- Task to complete: The listing must be reproduced in full, exactly as it stands.
START Dataset extract
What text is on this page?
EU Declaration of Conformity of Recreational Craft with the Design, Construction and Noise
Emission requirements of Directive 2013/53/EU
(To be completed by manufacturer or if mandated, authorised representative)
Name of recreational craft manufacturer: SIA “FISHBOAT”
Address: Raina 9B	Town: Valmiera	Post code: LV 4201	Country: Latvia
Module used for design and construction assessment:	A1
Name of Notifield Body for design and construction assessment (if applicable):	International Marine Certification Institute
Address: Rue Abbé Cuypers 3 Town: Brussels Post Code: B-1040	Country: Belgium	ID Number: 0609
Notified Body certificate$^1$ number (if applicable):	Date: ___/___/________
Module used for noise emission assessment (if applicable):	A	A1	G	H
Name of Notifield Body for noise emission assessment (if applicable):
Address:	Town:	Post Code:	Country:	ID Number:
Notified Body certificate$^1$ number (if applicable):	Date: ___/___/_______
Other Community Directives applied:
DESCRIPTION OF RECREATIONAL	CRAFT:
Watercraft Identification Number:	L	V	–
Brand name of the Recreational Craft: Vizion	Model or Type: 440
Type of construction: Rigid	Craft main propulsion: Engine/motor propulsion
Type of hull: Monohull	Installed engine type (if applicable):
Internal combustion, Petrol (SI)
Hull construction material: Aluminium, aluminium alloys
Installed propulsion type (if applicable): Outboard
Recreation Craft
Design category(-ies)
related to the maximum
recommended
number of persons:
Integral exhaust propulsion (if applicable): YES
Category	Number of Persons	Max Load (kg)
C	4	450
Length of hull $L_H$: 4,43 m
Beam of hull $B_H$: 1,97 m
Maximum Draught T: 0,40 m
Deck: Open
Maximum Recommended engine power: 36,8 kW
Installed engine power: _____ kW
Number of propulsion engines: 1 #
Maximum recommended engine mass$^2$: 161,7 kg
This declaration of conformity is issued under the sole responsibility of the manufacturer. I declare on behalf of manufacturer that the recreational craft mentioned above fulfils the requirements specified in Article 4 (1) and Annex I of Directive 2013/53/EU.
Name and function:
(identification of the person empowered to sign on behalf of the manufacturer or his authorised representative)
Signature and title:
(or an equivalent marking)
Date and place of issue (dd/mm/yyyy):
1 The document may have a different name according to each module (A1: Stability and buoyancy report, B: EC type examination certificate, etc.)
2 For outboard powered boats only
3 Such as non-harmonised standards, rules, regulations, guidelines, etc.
END Dataset extract
- Task answer:
What text is on this page?
EU Declaration of Conformity of Recreational Craft with the Design, Construction and Noise
Emission requirements of Directive 2013/53/EU
(To be completed by manufacturer or if mandated, authorised representative)
Name of recreational craft manufacturer: SIA “FISHBOAT”
Address: Raina 9B	Town: Valmiera	Post code: LV 4201	Country: Latvia
Module used for design and construction assessment:	A1
Name of Notifield Body for design and construction assessment (if applicable):	International Marine Certification Institute
Address: Rue Abbé Cuypers 3 Town: Brussels Post Code: B-1040	Country: Belgium	ID Number: 0609
Notified Body certificate$^1$ number (if applicable):	Date: ___/___/________
Module used for noise emission assessment (if applicable):	A	A1	G	H
Name of Notifield Body for noise emission assessment (if applicable):
Address:	Town:	Post Code:	Country:	ID Number:
Notified Body certificate$^1$ number (if applicable):	Date: ___/___/_______
Other Community Directives applied:
DESCRIPTION OF RECREATIONAL	CRAFT:
Watercraft Identification Number:	L	V	–
Brand name of the Recreational Craft: Vizion	Model or Type: 440
Type of construction: Rigid	Craft main propulsion: Engine/motor propulsion
Type of hull: Monohull	Installed engine type (if applicable):
Internal combustion, Petrol (SI)
Hull construction material: Aluminium, aluminium alloys
Installed propulsion type (if applicable): Outboard
Recreation Craft
Design category(-ies)
related to the maximum
recommended
number of persons:
Integral exhaust propulsion (if applicable): YES
Category	Number of Persons	Max Load (kg)
C	4	450
Length of hull $L_H$: 4,43 m
Beam of hull $B_H$: 1,97 m
Maximum Draught T: 0,40 m
Deck: Open
Maximum Recommended engine power: 36,8 kW
Installed engine power: _____ kW
Number of propulsion engines: 1 #
Maximum recommended engine mass$^2$: 161,7 kg
This declaration of conformity is issued under the sole responsibility of the manufacturer. I declare on behalf of manufacturer that the recreational craft mentioned above fulfils the requirements specified in Article 4 (1) and Annex I of Directive 2013/53/EU.
Name and function:
(identification of the person empowered to sign on behalf of the manufacturer or his authorised representative)
Signature and title:
(or an equivalent marking)
Date and place of issue (dd/mm/yyyy):
1 The document may have a different name according to each module (A1: Stability and buoyancy report, B: EC type examination certificate, etc.)
2 For outboard powered boats only
3 Such as non-harmonised standards, rules, regulations, guidelines, etc.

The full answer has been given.